* Work to be completed *
Go through the entries below and copy each line containing the word "août".

(Saved data entries)
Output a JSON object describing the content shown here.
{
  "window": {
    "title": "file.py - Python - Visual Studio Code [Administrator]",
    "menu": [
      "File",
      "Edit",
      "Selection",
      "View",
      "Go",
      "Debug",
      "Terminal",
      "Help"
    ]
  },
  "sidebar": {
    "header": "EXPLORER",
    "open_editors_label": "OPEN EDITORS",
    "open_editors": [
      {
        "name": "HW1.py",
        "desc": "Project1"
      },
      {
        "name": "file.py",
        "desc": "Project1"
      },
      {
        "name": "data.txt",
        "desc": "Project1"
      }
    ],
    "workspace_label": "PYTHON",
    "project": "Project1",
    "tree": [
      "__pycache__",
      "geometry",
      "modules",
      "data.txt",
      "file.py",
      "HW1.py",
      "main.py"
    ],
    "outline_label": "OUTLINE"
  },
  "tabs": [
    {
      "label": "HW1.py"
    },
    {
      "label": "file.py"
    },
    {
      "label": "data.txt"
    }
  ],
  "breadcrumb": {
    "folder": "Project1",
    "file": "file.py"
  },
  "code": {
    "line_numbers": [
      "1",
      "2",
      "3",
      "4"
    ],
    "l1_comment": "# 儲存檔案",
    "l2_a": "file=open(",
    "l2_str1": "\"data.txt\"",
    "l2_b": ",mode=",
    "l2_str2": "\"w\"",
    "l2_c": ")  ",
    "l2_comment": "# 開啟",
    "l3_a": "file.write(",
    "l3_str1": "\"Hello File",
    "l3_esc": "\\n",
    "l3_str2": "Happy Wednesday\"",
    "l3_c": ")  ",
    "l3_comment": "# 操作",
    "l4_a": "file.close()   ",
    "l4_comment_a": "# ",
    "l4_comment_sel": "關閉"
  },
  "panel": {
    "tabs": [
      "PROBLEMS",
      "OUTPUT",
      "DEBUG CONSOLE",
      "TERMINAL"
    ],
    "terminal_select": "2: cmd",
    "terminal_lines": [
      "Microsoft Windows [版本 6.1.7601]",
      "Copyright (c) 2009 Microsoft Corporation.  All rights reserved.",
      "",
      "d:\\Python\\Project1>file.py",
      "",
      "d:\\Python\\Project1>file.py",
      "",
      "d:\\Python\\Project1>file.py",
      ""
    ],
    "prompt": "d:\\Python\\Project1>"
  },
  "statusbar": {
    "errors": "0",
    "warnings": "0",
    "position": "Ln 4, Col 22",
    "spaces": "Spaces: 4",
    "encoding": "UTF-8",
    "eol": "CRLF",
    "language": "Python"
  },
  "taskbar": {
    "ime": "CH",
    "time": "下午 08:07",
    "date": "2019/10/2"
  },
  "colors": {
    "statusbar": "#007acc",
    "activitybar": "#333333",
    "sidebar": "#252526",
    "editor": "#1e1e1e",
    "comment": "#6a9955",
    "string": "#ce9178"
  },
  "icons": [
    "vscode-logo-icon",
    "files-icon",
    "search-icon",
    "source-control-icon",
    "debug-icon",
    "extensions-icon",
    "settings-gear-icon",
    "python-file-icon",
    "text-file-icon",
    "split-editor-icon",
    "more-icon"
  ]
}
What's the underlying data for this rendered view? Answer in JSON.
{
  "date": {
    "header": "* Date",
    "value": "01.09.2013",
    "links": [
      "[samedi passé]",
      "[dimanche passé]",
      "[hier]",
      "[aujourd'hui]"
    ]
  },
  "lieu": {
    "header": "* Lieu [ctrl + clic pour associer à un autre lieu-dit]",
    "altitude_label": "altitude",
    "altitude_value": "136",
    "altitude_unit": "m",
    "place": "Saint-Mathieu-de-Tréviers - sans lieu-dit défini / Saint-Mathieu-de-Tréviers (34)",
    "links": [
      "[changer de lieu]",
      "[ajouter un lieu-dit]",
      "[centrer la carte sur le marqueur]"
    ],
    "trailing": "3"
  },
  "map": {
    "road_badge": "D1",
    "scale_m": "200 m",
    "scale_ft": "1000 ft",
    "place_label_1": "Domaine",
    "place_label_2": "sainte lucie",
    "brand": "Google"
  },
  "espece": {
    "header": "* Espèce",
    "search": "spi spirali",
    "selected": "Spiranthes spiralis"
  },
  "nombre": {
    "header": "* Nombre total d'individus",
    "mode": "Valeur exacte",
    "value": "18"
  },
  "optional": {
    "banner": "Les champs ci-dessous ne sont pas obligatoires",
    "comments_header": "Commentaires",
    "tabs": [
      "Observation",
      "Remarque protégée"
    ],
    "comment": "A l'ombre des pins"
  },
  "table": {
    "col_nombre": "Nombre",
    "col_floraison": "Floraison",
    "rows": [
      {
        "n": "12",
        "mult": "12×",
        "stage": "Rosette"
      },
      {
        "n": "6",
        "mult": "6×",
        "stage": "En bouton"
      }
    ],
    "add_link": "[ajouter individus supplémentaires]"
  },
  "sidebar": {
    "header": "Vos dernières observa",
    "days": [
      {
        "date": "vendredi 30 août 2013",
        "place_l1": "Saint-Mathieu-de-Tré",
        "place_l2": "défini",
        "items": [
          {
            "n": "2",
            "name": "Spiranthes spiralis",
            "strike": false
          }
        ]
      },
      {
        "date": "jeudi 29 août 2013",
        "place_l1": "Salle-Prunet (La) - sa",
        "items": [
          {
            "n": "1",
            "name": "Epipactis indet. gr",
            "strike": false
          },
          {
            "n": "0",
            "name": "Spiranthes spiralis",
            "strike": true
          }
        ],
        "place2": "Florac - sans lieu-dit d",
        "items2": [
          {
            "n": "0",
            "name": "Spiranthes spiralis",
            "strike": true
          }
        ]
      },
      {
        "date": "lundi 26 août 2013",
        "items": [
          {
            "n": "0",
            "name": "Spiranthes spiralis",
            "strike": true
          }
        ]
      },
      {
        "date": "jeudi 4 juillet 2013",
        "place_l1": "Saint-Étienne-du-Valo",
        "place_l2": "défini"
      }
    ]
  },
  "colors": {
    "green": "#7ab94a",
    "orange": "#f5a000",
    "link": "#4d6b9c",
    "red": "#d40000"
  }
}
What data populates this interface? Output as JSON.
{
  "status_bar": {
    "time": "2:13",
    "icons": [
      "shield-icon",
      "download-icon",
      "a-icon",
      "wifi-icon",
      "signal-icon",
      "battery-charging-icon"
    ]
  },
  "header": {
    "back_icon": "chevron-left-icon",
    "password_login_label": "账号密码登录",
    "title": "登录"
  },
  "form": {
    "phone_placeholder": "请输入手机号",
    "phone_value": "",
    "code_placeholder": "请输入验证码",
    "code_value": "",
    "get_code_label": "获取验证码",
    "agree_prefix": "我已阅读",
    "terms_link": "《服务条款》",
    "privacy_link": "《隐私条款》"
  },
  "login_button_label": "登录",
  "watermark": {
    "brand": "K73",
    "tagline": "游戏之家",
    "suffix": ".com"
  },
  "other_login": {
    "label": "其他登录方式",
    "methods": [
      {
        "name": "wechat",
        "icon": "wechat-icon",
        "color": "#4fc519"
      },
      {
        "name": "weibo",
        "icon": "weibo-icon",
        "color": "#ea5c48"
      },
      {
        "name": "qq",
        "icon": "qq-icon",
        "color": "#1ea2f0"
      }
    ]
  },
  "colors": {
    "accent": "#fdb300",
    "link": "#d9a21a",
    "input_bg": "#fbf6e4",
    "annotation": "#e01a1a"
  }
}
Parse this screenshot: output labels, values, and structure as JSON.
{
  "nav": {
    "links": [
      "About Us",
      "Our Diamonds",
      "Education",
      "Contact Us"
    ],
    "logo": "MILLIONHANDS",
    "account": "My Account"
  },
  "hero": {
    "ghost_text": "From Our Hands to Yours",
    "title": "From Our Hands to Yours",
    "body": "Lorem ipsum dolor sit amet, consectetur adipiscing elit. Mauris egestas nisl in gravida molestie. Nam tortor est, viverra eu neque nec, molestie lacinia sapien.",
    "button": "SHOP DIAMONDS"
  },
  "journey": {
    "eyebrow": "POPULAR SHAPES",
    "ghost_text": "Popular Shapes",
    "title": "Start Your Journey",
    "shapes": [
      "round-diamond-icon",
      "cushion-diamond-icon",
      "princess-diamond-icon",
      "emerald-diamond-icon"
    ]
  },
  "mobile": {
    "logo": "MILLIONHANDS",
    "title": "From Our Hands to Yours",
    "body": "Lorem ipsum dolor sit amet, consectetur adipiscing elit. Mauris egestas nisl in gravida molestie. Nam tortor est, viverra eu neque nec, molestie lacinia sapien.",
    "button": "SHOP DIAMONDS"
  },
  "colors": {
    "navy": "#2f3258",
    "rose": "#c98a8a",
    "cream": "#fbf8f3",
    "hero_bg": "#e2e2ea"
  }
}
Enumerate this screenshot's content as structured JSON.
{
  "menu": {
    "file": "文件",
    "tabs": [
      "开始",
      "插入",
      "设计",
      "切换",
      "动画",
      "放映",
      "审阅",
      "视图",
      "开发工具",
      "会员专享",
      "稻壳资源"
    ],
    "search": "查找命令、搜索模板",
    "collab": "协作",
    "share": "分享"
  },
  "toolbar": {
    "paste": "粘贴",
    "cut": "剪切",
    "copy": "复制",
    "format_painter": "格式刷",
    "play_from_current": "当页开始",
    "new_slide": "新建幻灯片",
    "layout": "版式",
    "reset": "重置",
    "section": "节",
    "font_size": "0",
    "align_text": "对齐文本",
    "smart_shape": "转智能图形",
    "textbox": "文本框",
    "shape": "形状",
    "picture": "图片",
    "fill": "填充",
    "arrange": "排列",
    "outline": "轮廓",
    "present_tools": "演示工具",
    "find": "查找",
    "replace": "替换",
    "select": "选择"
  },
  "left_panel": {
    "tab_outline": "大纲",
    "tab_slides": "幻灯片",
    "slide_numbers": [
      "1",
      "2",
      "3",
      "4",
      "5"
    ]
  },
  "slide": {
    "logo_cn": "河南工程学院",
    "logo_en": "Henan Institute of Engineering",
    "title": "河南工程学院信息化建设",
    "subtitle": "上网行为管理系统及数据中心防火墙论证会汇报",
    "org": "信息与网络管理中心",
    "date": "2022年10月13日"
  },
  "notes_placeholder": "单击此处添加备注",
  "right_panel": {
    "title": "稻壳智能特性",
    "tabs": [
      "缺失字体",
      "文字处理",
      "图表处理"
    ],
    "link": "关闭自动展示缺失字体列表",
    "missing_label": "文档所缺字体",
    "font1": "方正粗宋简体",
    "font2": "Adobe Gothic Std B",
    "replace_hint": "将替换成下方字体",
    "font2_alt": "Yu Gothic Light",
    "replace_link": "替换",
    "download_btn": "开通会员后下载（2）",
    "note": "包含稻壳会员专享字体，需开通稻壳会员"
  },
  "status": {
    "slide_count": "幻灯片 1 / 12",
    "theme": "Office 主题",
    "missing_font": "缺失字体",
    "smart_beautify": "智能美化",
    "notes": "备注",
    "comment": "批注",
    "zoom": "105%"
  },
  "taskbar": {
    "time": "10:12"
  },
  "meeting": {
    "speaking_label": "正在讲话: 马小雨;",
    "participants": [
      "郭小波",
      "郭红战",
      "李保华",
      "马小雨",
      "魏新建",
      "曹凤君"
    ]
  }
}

* Finished exercise *
        "date": "vendredi 30 août 2013",
        "date": "jeudi 29 août 2013",
        "date": "lundi 26 août 2013",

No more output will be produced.